> [Source extract]:
Dr. Ethan Fetaya Teaches Computers How to See

 Dr. Ethan Fetaya Teaches Computers How to See
תאריך

For many animals – humans included – sight is the most dominant of senses. We are able to see an image and easily recognize objects, distinguish between night and day, comprehend what’s at the front and what’s in the back. Computers, on the other hand, still struggle to do that, despite incredible advances in the field. This is one of the challenges currently facing researchers in computer vision: extracting semantic information from an image.

“If you look at it from an algorithm perspective, an image is a collection of pixels. Deciding which set of pixels is the face, for example, is a highly complex one, and the best way to try and crack it is to learn from an example: the computer receives a collection of images with faces, others without faces, and tries to distinguish between them,” explains Dr. Fetaya, who specializes in machine learning and vision apps.

> [Task details]: Translate this sentence from the computer vision article into Spanish: "Computers, on the other hand, still struggle to do that, despite incredible advances in the field."

> [Entries supplied]:

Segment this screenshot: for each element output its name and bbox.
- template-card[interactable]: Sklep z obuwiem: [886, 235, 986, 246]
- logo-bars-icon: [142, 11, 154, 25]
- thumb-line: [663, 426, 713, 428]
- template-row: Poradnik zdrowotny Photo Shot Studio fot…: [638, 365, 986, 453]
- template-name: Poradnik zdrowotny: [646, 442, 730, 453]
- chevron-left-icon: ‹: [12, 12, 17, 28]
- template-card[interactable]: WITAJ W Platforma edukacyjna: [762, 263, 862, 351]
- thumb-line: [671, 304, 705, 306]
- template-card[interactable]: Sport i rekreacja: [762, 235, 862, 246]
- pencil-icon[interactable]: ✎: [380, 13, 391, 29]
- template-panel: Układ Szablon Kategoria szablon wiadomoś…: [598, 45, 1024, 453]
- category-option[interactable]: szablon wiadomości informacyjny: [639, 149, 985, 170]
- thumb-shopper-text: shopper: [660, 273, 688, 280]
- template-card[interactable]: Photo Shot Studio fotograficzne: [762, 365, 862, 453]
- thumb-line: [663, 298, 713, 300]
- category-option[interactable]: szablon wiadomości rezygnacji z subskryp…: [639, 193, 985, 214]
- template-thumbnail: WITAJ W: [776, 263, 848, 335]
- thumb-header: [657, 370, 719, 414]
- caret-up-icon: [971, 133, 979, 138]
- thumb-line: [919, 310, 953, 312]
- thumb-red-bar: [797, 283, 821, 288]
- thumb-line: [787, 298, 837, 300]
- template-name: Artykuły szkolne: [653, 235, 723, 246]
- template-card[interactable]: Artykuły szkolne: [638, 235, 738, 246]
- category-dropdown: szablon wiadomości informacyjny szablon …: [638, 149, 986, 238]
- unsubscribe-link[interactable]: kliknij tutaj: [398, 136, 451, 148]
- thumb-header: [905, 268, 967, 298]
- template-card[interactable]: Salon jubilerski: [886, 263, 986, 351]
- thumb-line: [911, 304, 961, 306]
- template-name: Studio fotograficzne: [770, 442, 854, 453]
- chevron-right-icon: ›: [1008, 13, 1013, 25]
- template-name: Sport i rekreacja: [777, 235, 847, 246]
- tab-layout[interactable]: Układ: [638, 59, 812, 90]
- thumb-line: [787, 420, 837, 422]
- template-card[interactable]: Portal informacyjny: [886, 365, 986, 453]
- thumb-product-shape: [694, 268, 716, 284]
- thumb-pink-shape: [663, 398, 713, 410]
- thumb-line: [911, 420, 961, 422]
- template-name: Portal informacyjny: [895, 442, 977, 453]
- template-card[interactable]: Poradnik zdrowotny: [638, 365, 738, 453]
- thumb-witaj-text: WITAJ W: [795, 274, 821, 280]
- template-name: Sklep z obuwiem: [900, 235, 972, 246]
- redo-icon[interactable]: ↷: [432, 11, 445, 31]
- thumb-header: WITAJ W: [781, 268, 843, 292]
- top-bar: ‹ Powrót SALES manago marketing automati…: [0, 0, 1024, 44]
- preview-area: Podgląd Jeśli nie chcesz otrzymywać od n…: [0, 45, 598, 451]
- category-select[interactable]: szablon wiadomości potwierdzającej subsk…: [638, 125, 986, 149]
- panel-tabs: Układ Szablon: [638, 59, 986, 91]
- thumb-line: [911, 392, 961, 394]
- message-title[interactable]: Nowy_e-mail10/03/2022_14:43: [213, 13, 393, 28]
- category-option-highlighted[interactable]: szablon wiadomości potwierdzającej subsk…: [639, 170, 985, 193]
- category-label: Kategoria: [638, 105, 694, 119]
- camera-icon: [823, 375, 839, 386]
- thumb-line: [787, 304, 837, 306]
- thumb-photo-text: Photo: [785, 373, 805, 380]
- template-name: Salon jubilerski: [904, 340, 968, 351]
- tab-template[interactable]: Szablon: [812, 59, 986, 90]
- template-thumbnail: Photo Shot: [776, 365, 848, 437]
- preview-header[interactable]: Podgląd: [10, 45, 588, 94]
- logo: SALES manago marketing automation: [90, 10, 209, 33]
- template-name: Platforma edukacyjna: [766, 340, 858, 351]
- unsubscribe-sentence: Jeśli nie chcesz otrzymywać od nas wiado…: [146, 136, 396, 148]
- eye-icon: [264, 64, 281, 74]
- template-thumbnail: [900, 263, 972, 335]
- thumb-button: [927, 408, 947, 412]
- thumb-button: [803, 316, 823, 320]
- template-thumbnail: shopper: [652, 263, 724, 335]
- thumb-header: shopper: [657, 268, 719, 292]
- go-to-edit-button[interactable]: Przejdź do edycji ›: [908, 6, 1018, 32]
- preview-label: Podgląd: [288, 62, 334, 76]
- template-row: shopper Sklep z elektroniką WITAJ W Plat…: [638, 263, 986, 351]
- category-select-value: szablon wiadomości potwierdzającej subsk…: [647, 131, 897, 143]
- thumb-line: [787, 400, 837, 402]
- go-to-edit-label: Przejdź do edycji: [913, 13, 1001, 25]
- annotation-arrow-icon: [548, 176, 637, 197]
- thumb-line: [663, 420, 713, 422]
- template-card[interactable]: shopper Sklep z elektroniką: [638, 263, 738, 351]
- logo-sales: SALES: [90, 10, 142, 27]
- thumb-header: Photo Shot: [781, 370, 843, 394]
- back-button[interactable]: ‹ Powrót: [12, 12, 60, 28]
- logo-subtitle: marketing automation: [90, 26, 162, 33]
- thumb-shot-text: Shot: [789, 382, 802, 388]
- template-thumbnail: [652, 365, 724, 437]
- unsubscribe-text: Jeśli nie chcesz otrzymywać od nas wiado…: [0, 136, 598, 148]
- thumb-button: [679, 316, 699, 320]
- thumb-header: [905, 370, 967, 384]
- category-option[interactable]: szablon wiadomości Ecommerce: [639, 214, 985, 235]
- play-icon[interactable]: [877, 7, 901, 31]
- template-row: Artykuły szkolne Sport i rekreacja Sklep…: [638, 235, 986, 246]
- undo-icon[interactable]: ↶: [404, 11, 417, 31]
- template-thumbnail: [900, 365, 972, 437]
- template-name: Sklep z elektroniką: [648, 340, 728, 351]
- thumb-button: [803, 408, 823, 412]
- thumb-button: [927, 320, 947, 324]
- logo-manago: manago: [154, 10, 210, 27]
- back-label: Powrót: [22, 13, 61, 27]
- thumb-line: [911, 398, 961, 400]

> [Reply to the task]: Las computadoras, por otro lado, todavía tienen dificultades para hacerlo, a pesar de los increíbles avances en el campo.